* [Challenge] Filter the listing below, copying every line in which the word "Unemployment" appears.
* begin Provided material *
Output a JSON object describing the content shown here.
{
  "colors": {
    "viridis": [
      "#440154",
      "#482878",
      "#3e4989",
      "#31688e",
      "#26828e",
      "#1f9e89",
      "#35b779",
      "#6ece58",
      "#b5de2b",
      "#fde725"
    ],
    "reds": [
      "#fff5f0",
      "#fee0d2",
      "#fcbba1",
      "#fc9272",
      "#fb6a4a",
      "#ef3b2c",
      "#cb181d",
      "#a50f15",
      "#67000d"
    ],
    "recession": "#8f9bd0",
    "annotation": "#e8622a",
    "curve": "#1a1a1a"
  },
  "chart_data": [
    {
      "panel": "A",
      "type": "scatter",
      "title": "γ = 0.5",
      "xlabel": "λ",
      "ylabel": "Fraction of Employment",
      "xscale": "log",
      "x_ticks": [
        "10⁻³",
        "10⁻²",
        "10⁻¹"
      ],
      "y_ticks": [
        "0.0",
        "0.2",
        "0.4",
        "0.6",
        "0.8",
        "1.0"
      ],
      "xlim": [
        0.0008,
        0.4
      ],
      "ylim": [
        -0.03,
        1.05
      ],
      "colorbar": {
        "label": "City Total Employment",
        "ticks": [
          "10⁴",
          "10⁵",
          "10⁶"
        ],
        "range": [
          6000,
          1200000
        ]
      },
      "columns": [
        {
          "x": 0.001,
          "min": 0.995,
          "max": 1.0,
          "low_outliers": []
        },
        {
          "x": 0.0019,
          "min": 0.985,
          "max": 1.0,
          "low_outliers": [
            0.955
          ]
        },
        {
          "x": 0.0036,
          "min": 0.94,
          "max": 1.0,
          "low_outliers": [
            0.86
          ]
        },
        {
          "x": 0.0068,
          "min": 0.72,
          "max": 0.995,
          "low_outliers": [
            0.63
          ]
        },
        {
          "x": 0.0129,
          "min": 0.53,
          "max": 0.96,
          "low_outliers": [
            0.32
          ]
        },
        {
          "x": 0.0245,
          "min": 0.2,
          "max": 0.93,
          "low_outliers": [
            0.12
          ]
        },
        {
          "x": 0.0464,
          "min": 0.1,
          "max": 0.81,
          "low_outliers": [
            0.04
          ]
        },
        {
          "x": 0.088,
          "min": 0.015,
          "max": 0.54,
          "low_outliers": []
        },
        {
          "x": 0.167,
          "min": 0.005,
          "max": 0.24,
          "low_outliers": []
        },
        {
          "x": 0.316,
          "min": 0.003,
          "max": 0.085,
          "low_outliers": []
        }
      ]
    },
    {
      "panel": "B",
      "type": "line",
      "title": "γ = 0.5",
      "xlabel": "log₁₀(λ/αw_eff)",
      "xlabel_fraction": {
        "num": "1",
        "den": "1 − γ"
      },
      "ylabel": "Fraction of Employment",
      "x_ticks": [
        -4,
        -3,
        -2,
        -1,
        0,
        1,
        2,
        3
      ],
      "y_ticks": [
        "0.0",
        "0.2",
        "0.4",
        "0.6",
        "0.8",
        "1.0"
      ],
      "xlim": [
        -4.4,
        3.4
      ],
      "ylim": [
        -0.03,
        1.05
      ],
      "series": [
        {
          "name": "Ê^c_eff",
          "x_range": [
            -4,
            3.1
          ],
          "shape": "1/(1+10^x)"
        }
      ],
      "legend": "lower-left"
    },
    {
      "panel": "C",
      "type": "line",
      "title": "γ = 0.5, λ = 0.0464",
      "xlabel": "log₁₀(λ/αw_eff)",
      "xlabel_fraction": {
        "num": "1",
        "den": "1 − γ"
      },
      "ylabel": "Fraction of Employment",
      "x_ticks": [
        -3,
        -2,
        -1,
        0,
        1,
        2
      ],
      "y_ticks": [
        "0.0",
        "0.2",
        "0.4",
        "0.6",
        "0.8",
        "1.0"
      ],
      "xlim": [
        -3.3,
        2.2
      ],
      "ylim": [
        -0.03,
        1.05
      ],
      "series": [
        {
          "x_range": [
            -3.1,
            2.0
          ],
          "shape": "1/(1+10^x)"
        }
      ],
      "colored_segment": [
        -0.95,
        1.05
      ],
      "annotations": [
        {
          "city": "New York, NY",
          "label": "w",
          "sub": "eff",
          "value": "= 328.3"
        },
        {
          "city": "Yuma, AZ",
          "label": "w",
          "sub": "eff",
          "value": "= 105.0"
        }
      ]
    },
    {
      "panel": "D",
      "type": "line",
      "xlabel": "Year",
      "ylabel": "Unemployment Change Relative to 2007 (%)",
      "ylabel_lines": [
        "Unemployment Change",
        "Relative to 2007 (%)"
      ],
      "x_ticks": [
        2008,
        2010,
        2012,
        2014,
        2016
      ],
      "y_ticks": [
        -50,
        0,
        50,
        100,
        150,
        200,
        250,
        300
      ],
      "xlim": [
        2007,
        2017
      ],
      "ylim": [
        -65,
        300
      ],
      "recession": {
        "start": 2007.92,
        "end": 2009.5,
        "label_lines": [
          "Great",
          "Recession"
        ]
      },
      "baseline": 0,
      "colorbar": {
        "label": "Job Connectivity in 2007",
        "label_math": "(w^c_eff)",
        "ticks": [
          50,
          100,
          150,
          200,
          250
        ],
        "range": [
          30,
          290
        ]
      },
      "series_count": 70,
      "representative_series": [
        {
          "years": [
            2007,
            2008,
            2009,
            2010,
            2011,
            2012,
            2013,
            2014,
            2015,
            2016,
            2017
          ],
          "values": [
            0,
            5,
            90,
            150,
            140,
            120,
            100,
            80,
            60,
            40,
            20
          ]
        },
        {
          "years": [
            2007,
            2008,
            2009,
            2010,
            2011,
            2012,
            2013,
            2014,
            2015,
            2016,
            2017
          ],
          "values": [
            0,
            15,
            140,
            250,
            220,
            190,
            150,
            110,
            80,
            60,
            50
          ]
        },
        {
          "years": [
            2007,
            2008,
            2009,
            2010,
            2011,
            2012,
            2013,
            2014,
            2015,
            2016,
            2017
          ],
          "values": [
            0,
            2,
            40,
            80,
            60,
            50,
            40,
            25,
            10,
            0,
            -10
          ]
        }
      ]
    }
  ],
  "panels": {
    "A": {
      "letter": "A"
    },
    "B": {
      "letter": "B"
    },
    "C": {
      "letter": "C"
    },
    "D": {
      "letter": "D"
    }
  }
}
* end Provided material *
* [Solution]
      "ylabel": "Unemployment Change Relative to 2007 (%)",
        "Unemployment Change",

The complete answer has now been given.